Data listing
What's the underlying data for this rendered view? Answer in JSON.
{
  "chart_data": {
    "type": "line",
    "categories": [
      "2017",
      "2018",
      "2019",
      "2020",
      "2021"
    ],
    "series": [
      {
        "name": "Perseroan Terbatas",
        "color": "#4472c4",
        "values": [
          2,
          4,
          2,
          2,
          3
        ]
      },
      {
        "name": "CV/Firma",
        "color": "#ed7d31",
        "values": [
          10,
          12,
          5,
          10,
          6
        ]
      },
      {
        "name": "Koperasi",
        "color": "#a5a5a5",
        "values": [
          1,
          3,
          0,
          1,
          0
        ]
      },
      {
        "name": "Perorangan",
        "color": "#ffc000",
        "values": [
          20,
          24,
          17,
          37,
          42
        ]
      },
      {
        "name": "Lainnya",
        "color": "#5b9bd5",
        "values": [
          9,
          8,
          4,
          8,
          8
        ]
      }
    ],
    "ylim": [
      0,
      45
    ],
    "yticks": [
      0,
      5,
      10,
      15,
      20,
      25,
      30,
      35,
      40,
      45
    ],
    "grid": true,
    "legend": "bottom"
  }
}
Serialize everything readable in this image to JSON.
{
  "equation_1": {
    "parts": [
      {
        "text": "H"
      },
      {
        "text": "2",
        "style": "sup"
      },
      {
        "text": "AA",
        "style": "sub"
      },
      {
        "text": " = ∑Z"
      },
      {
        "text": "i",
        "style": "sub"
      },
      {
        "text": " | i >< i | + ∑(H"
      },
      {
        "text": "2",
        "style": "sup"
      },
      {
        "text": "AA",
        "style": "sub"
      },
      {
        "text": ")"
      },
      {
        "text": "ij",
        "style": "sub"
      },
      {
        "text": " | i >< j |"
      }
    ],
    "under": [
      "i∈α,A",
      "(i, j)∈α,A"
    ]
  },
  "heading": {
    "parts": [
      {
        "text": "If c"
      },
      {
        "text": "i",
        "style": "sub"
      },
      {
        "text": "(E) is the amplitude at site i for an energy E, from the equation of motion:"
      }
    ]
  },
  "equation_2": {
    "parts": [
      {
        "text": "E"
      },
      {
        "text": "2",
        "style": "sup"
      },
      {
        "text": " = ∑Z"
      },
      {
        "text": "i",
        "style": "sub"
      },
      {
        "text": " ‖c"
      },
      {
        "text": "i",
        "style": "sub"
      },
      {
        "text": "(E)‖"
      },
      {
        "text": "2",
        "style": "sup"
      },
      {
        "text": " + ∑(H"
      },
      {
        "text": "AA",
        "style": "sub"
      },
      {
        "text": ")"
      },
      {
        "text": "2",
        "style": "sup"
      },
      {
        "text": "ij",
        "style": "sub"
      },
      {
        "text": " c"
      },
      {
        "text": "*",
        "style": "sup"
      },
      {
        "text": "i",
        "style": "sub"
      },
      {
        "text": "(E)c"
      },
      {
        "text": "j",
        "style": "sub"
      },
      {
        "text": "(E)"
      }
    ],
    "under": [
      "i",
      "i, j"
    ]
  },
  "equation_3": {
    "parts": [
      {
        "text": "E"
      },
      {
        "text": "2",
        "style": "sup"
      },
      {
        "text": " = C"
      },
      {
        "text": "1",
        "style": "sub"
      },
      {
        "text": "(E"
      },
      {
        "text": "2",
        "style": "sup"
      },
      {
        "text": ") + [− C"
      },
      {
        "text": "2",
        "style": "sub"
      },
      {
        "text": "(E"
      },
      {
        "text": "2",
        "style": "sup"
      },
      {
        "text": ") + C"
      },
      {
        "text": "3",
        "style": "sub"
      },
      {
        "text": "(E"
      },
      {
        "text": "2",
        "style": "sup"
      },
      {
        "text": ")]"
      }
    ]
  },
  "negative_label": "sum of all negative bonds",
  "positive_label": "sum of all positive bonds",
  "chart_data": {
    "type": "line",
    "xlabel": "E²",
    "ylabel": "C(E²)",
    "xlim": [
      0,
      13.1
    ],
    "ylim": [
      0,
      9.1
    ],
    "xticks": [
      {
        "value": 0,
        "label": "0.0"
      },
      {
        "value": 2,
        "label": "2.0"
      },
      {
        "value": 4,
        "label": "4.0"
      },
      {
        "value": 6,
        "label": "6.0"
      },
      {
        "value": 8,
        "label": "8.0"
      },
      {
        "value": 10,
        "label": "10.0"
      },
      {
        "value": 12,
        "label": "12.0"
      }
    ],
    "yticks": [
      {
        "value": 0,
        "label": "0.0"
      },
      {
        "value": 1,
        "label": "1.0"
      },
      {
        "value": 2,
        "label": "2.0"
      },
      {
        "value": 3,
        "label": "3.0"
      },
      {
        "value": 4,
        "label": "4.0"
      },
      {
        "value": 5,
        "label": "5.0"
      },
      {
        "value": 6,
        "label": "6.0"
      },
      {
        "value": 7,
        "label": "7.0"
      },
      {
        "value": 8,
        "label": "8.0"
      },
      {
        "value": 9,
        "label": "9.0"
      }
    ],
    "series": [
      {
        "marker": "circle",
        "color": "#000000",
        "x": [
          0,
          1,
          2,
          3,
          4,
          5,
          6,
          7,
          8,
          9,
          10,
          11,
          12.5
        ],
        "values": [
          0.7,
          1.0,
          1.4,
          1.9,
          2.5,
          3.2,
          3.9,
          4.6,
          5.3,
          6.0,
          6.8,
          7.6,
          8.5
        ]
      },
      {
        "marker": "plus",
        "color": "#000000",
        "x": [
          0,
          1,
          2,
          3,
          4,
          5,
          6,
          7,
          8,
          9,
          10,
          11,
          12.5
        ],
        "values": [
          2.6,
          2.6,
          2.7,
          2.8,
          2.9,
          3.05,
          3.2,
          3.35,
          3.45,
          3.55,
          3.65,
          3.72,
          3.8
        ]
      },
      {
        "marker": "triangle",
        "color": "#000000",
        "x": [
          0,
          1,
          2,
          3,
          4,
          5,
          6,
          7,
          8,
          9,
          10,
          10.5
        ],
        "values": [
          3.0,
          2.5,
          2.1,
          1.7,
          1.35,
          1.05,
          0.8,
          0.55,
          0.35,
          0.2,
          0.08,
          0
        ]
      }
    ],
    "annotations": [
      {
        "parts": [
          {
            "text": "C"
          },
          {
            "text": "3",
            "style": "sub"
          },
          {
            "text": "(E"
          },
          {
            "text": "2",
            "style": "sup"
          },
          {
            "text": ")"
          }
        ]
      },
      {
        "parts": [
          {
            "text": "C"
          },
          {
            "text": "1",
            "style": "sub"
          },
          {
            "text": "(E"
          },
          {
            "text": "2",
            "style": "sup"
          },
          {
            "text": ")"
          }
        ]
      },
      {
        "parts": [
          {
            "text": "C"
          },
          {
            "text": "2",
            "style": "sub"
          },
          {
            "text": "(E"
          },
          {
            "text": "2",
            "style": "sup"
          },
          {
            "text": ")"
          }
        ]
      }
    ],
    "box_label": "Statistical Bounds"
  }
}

**Objective**
Without leaving anything out, give the entries again exactly.

**Answer to the task**
What's the underlying data for this rendered view? Answer in JSON.
{
  "chart_data": {
    "type": "line",
    "categories": [
      "2017",
      "2018",
      "2019",
      "2020",
      "2021"
    ],
    "series": [
      {
        "name": "Perseroan Terbatas",
        "color": "#4472c4",
        "values": [
          2,
          4,
          2,
          2,
          3
        ]
      },
      {
        "name": "CV/Firma",
        "color": "#ed7d31",
        "values": [
          10,
          12,
          5,
          10,
          6
        ]
      },
      {
        "name": "Koperasi",
        "color": "#a5a5a5",
        "values": [
          1,
          3,
          0,
          1,
          0
        ]
      },
      {
        "name": "Perorangan",
        "color": "#ffc000",
        "values": [
          20,
          24,
          17,
          37,
          42
        ]
      },
      {
        "name": "Lainnya",
        "color": "#5b9bd5",
        "values": [
          9,
          8,
          4,
          8,
          8
        ]
      }
    ],
    "ylim": [
      0,
      45
    ],
    "yticks": [
      0,
      5,
      10,
      15,
      20,
      25,
      30,
      35,
      40,
      45
    ],
    "grid": true,
    "legend": "bottom"
  }
}
Serialize everything readable in this image to JSON.
{
  "equation_1": {
    "parts": [
      {
        "text": "H"
      },
      {
        "text": "2",
        "style": "sup"
      },
      {
        "text": "AA",
        "style": "sub"
      },
      {
        "text": " = ∑Z"
      },
      {
        "text": "i",
        "style": "sub"
      },
      {
        "text": " | i >< i | + ∑(H"
      },
      {
        "text": "2",
        "style": "sup"
      },
      {
        "text": "AA",
        "style": "sub"
      },
      {
        "text": ")"
      },
      {
        "text": "ij",
        "style": "sub"
      },
      {
        "text": " | i >< j |"
      }
    ],
    "under": [
      "i∈α,A",
      "(i, j)∈α,A"
    ]
  },
  "heading": {
    "parts": [
      {
        "text": "If c"
      },
      {
        "text": "i",
        "style": "sub"
      },
      {
        "text": "(E) is the amplitude at site i for an energy E, from the equation of motion:"
      }
    ]
  },
  "equation_2": {
    "parts": [
      {
        "text": "E"
      },
      {
        "text": "2",
        "style": "sup"
      },
      {
        "text": " = ∑Z"
      },
      {
        "text": "i",
        "style": "sub"
      },
      {
        "text": " ‖c"
      },
      {
        "text": "i",
        "style": "sub"
      },
      {
        "text": "(E)‖"
      },
      {
        "text": "2",
        "style": "sup"
      },
      {
        "text": " + ∑(H"
      },
      {
        "text": "AA",
        "style": "sub"
      },
      {
        "text": ")"
      },
      {
        "text": "2",
        "style": "sup"
      },
      {
        "text": "ij",
        "style": "sub"
      },
      {
        "text": " c"
      },
      {
        "text": "*",
        "style": "sup"
      },
      {
        "text": "i",
        "style": "sub"
      },
      {
        "text": "(E)c"
      },
      {
        "text": "j",
        "style": "sub"
      },
      {
        "text": "(E)"
      }
    ],
    "under": [
      "i",
      "i, j"
    ]
  },
  "equation_3": {
    "parts": [
      {
        "text": "E"
      },
      {
        "text": "2",
        "style": "sup"
      },
      {
        "text": " = C"
      },
      {
        "text": "1",
        "style": "sub"
      },
      {
        "text": "(E"
      },
      {
        "text": "2",
        "style": "sup"
      },
      {
        "text": ") + [− C"
      },
      {
        "text": "2",
        "style": "sub"
      },
      {
        "text": "(E"
      },
      {
        "text": "2",
        "style": "sup"
      },
      {
        "text": ") + C"
      },
      {
        "text": "3",
        "style": "sub"
      },
      {
        "text": "(E"
      },
      {
        "text": "2",
        "style": "sup"
      },
      {
        "text": ")]"
      }
    ]
  },
  "negative_label": "sum of all negative bonds",
  "positive_label": "sum of all positive bonds",
  "chart_data": {
    "type": "line",
    "xlabel": "E²",
    "ylabel": "C(E²)",
    "xlim": [
      0,
      13.1
    ],
    "ylim": [
      0,
      9.1
    ],
    "xticks": [
      {
        "value": 0,
        "label": "0.0"
      },
      {
        "value": 2,
        "label": "2.0"
      },
      {
        "value": 4,
        "label": "4.0"
      },
      {
        "value": 6,
        "label": "6.0"
      },
      {
        "value": 8,
        "label": "8.0"
      },
      {
        "value": 10,
        "label": "10.0"
      },
      {
        "value": 12,
        "label": "12.0"
      }
    ],
    "yticks": [
      {
        "value": 0,
        "label": "0.0"
      },
      {
        "value": 1,
        "label": "1.0"
      },
      {
        "value": 2,
        "label": "2.0"
      },
      {
        "value": 3,
        "label": "3.0"
      },
      {
        "value": 4,
        "label": "4.0"
      },
      {
        "value": 5,
        "label": "5.0"
      },
      {
        "value": 6,
        "label": "6.0"
      },
      {
        "value": 7,
        "label": "7.0"
      },
      {
        "value": 8,
        "label": "8.0"
      },
      {
        "value": 9,
        "label": "9.0"
      }
    ],
    "series": [
      {
        "marker": "circle",
        "color": "#000000",
        "x": [
          0,
          1,
          2,
          3,
          4,
          5,
          6,
          7,
          8,
          9,
          10,
          11,
          12.5
        ],
        "values": [
          0.7,
          1.0,
          1.4,
          1.9,
          2.5,
          3.2,
          3.9,
          4.6,
          5.3,
          6.0,
          6.8,
          7.6,
          8.5
        ]
      },
      {
        "marker": "plus",
        "color": "#000000",
        "x": [
          0,
          1,
          2,
          3,
          4,
          5,
          6,
          7,
          8,
          9,
          10,
          11,
          12.5
        ],
        "values": [
          2.6,
          2.6,
          2.7,
          2.8,
          2.9,
          3.05,
          3.2,
          3.35,
          3.45,
          3.55,
          3.65,
          3.72,
          3.8
        ]
      },
      {
        "marker": "triangle",
        "color": "#000000",
        "x": [
          0,
          1,
          2,
          3,
          4,
          5,
          6,
          7,
          8,
          9,
          10,
          10.5
        ],
        "values": [
          3.0,
          2.5,
          2.1,
          1.7,
          1.35,
          1.05,
          0.8,
          0.55,
          0.35,
          0.2,
          0.08,
          0
        ]
      }
    ],
    "annotations": [
      {
        "parts": [
          {
            "text": "C"
          },
          {
            "text": "3",
            "style": "sub"
          },
          {
            "text": "(E"
          },
          {
            "text": "2",
            "style": "sup"
          },
          {
            "text": ")"
          }
        ]
      },
      {
        "parts": [
          {
            "text": "C"
          },
          {
            "text": "1",
            "style": "sub"
          },
          {
            "text": "(E"
          },
          {
            "text": "2",
            "style": "sup"
          },
          {
            "text": ")"
          }
        ]
      },
      {
        "parts": [
          {
            "text": "C"
          },
          {
            "text": "2",
            "style": "sub"
          },
          {
            "text": "(E"
          },
          {
            "text": "2",
            "style": "sup"
          },
          {
            "text": ")"
          }
        ]
      }
    ],
    "box_label": "Statistical Bounds"
  }
}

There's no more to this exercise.